*** Reading text Section Begins ***
Medtronic’s margin improvements in fiscal 1Q18 were partly driven by the efficiencies resulting from the effective delivery of the Covidien synergies. However, the sales and marketing expenditures by the company to support its new product launches through the rest of the year negatively impacted the company’s margins in the quarter.

The company’s net other expenses increased in fiscal 1Q18 compared to fiscal 1Q17. This trend was due to the expenses related to the hedging program and the remeasurement of the foreign exchange impact. Going forward, this expenditure is expected to be ~$110 million in each quarter. In fiscal 2Q18, this expenditure is expected to be slightly higher than this estimate.

The weakness in general surgery volumes led to subdued MITG (Minimally Invasive Therapies Group) sales, which also impacted margins in the quarter. The priority access program affected the revenues and margins of Medtronic in fiscal 1Q18. Only a part of its deferred revenues were recognized as the company exchanged its customers’ 630G systems with the updated 670G systems.

Medtronic expects a stronger margin in fiscal 2H18 driven by lower SG&A (sales, general, and marketing) expenses and eased diabetes supply constraints. The ongoing sensor annuity revenues could have a positive impact on the company’s performance in fiscal 2H18.
*** Reading text Section Ends ***
*** Extracted data Section Begins ***
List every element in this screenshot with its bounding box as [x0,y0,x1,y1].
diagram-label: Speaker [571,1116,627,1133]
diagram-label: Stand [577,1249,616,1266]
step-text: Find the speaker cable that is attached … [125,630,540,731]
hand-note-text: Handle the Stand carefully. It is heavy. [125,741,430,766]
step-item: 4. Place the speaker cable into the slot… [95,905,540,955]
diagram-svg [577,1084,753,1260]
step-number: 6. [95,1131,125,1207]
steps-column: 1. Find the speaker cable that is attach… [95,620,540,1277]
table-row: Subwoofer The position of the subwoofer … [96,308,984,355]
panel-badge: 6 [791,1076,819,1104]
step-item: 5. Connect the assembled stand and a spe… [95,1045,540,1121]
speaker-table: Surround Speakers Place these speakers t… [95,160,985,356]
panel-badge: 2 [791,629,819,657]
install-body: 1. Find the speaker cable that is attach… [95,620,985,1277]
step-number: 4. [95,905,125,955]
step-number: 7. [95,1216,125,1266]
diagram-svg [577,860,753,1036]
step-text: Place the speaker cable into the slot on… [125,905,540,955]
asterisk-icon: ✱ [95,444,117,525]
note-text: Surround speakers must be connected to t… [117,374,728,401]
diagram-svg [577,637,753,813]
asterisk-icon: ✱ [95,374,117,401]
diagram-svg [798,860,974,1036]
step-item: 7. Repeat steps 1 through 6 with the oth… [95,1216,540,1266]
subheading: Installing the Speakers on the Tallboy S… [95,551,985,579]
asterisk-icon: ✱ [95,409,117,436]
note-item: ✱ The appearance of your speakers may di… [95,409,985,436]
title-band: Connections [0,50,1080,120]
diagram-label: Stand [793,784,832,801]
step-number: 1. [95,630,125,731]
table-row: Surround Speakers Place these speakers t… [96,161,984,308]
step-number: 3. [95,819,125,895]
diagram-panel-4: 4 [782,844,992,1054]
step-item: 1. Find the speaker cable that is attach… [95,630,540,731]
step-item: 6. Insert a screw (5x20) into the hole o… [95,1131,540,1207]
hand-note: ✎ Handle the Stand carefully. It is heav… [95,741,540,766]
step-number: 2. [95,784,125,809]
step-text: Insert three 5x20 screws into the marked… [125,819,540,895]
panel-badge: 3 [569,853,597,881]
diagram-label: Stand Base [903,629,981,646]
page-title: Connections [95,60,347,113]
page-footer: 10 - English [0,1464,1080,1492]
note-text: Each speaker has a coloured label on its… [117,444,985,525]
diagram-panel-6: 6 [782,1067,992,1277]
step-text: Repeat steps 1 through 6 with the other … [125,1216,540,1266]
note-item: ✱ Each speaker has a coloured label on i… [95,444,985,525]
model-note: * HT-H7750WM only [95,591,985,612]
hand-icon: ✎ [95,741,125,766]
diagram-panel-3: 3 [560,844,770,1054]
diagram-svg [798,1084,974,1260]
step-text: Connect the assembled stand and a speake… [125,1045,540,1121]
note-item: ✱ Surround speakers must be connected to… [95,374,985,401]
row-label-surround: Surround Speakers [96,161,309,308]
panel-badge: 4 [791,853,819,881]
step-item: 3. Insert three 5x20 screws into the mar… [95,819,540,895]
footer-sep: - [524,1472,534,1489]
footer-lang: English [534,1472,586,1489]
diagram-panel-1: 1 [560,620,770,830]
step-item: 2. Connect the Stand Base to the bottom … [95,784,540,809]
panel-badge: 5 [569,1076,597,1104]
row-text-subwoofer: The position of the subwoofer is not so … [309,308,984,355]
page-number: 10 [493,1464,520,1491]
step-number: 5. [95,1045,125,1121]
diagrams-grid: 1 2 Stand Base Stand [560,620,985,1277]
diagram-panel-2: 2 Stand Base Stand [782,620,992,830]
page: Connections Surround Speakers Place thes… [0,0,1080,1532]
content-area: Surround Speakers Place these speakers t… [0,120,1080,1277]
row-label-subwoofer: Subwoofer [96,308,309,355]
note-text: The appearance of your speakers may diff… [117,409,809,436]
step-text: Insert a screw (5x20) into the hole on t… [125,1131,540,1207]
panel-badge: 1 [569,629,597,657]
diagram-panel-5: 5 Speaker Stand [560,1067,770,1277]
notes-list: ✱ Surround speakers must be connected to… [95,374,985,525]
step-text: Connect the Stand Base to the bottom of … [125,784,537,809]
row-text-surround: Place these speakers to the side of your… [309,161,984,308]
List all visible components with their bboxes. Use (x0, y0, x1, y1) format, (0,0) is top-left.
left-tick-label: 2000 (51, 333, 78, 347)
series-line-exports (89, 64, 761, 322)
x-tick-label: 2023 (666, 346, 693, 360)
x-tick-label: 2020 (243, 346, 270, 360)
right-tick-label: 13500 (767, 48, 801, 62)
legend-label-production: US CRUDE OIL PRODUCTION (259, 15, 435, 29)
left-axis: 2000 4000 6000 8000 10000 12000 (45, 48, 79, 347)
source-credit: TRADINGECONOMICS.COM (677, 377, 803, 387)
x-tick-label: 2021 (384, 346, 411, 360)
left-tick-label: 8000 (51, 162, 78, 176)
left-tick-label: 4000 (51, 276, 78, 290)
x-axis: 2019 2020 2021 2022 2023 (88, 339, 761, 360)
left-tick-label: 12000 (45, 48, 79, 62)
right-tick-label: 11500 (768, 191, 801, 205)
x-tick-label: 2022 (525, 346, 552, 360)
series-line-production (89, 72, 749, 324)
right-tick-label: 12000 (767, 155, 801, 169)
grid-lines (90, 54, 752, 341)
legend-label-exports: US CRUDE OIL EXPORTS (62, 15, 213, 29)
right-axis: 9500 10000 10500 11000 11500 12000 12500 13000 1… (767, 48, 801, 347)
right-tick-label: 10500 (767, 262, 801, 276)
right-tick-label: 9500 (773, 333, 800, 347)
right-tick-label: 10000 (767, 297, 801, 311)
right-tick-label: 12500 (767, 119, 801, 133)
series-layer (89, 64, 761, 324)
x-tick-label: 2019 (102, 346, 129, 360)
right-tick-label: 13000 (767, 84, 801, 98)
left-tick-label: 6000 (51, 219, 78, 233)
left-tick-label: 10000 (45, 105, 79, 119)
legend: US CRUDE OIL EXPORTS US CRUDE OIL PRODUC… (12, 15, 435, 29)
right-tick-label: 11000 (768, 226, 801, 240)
*** Extracted data Section Ends ***
How to complete this task - Extract the full passage on Medtronic's fiscal 1Q18 margins and reproduce it word for word.

Answer to the exercise -
Medtronic’s margin improvements in fiscal 1Q18 were partly driven by the efficiencies resulting from the effective delivery of the Covidien synergies. However, the sales and marketing expenditures by the company to support its new product launches through the rest of the year negatively impacted the company’s margins in the quarter.

The company’s net other expenses increased in fiscal 1Q18 compared to fiscal 1Q17. This trend was due to the expenses related to the hedging program and the remeasurement of the foreign exchange impact. Going forward, this expenditure is expected to be ~$110 million in each quarter. In fiscal 2Q18, this expenditure is expected to be slightly higher than this estimate.

The weakness in general surgery volumes led to subdued MITG (Minimally Invasive Therapies Group) sales, which also impacted margins in the quarter. The priority access program affected the revenues and margins of Medtronic in fiscal 1Q18. Only a part of its deferred revenues were recognized as the company exchanged its customers’ 630G systems with the updated 670G systems.

Medtronic expects a stronger margin in fiscal 2H18 driven by lower SG&A (sales, general, and marketing) expenses and eased diabetes supply constraints. The ongoing sensor annuity revenues could have a positive impact on the company’s performance in fiscal 2H18.